## start Input

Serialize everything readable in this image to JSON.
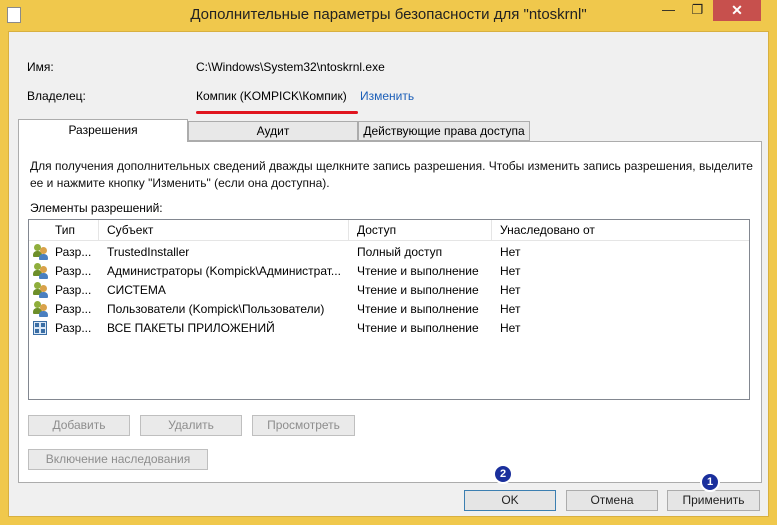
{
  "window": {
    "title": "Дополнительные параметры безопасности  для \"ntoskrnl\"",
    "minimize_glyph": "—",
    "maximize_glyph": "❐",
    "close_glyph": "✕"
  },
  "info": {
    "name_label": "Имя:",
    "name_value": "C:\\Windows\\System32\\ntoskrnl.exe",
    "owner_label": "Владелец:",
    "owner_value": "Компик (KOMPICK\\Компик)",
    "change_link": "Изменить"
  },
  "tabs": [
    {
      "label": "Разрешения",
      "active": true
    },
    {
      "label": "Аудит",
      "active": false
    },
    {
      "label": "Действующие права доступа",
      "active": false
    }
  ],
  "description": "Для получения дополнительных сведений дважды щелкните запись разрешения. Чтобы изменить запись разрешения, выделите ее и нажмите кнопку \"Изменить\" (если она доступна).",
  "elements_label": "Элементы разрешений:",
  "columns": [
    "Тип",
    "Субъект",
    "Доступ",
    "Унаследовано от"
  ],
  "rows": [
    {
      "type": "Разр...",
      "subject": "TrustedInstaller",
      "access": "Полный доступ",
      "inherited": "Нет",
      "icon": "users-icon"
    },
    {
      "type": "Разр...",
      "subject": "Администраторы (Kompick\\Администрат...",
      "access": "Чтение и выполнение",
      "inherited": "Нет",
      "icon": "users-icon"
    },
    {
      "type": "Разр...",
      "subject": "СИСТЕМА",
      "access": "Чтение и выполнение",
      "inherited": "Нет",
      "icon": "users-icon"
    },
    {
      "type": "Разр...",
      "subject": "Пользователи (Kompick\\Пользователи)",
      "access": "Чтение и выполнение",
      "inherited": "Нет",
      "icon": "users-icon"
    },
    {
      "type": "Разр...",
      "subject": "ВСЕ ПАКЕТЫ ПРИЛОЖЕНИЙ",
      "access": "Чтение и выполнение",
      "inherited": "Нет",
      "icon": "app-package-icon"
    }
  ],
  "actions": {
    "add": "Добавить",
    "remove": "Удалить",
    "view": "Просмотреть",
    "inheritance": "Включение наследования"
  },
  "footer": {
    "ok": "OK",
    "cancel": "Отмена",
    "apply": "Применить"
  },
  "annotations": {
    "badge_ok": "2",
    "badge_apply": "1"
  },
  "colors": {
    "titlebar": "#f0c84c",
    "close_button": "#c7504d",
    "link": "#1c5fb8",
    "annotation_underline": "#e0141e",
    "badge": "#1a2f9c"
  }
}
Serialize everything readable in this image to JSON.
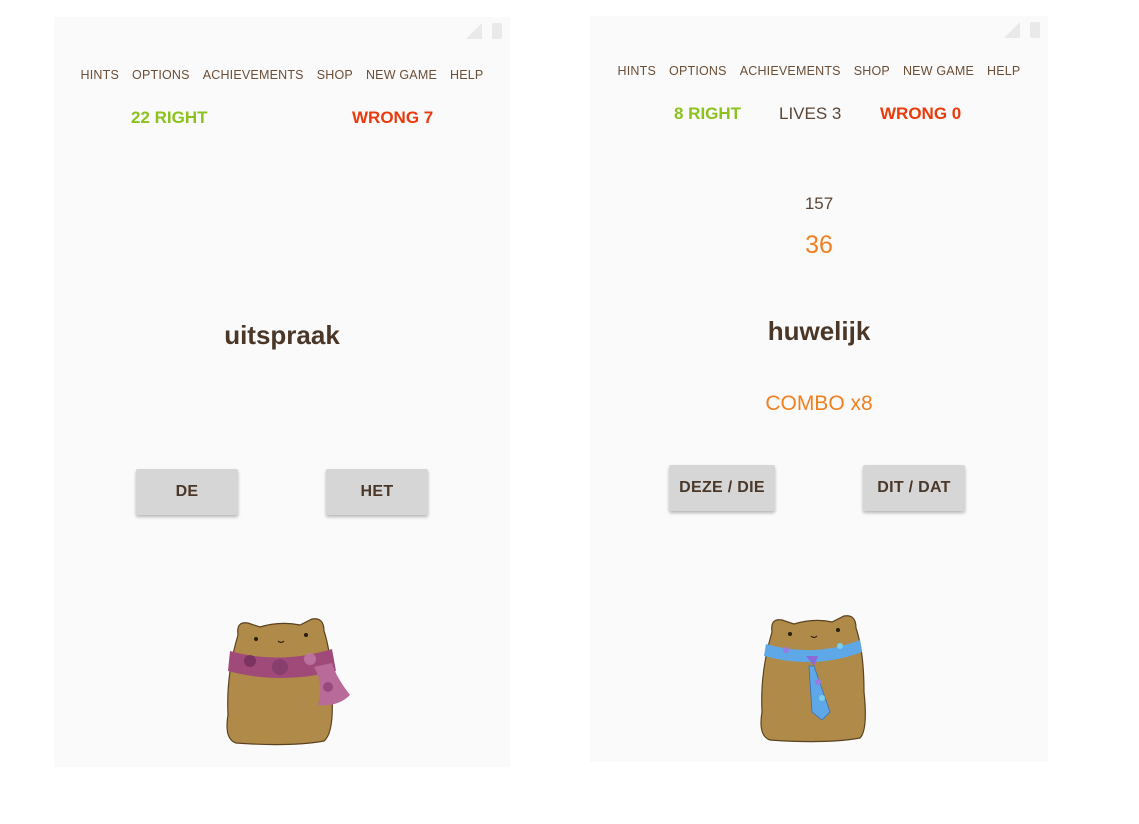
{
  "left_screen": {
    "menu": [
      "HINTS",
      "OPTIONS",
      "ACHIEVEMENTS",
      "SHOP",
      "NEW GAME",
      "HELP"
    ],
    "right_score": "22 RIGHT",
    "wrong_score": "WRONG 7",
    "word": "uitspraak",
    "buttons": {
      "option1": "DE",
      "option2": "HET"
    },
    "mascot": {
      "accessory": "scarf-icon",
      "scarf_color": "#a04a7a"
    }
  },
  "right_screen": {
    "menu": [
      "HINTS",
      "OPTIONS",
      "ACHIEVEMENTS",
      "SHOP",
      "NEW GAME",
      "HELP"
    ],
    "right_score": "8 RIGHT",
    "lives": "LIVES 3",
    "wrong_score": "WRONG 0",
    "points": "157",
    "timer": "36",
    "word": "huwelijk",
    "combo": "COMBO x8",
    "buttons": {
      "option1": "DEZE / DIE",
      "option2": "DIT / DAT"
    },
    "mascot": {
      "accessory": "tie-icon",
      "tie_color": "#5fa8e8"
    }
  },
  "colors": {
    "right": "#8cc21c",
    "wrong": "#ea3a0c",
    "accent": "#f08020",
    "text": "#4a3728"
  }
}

## end Input

**What to produce:**
Leave out the pictures and restate everything else word for word.

**Task response:**
Serialize everything readable in this image to JSON.
{
  "window": {
    "title": "Дополнительные параметры безопасности  для \"ntoskrnl\"",
    "minimize_glyph": "—",
    "maximize_glyph": "❐",
    "close_glyph": "✕"
  },
  "info": {
    "name_label": "Имя:",
    "name_value": "C:\\Windows\\System32\\ntoskrnl.exe",
    "owner_label": "Владелец:",
    "owner_value": "Компик (KOMPICK\\Компик)",
    "change_link": "Изменить"
  },
  "tabs": [
    {
      "label": "Разрешения",
      "active": true
    },
    {
      "label": "Аудит",
      "active": false
    },
    {
      "label": "Действующие права доступа",
      "active": false
    }
  ],
  "description": "Для получения дополнительных сведений дважды щелкните запись разрешения. Чтобы изменить запись разрешения, выделите ее и нажмите кнопку \"Изменить\" (если она доступна).",
  "elements_label": "Элементы разрешений:",
  "columns": [
    "Тип",
    "Субъект",
    "Доступ",
    "Унаследовано от"
  ],
  "rows": [
    {
      "type": "Разр...",
      "subject": "TrustedInstaller",
      "access": "Полный доступ",
      "inherited": "Нет",
      "icon": "users-icon"
    },
    {
      "type": "Разр...",
      "subject": "Администраторы (Kompick\\Администрат...",
      "access": "Чтение и выполнение",
      "inherited": "Нет",
      "icon": "users-icon"
    },
    {
      "type": "Разр...",
      "subject": "СИСТЕМА",
      "access": "Чтение и выполнение",
      "inherited": "Нет",
      "icon": "users-icon"
    },
    {
      "type": "Разр...",
      "subject": "Пользователи (Kompick\\Пользователи)",
      "access": "Чтение и выполнение",
      "inherited": "Нет",
      "icon": "users-icon"
    },
    {
      "type": "Разр...",
      "subject": "ВСЕ ПАКЕТЫ ПРИЛОЖЕНИЙ",
      "access": "Чтение и выполнение",
      "inherited": "Нет",
      "icon": "app-package-icon"
    }
  ],
  "actions": {
    "add": "Добавить",
    "remove": "Удалить",
    "view": "Просмотреть",
    "inheritance": "Включение наследования"
  },
  "footer": {
    "ok": "OK",
    "cancel": "Отмена",
    "apply": "Применить"
  },
  "annotations": {
    "badge_ok": "2",
    "badge_apply": "1"
  },
  "colors": {
    "titlebar": "#f0c84c",
    "close_button": "#c7504d",
    "link": "#1c5fb8",
    "annotation_underline": "#e0141e",
    "badge": "#1a2f9c"
  }
}
Serialize everything readable in this image to JSON.
{
  "left_screen": {
    "menu": [
      "HINTS",
      "OPTIONS",
      "ACHIEVEMENTS",
      "SHOP",
      "NEW GAME",
      "HELP"
    ],
    "right_score": "22 RIGHT",
    "wrong_score": "WRONG 7",
    "word": "uitspraak",
    "buttons": {
      "option1": "DE",
      "option2": "HET"
    },
    "mascot": {
      "accessory": "scarf-icon",
      "scarf_color": "#a04a7a"
    }
  },
  "right_screen": {
    "menu": [
      "HINTS",
      "OPTIONS",
      "ACHIEVEMENTS",
      "SHOP",
      "NEW GAME",
      "HELP"
    ],
    "right_score": "8 RIGHT",
    "lives": "LIVES 3",
    "wrong_score": "WRONG 0",
    "points": "157",
    "timer": "36",
    "word": "huwelijk",
    "combo": "COMBO x8",
    "buttons": {
      "option1": "DEZE / DIE",
      "option2": "DIT / DAT"
    },
    "mascot": {
      "accessory": "tie-icon",
      "tie_color": "#5fa8e8"
    }
  },
  "colors": {
    "right": "#8cc21c",
    "wrong": "#ea3a0c",
    "accent": "#f08020",
    "text": "#4a3728"
  }
}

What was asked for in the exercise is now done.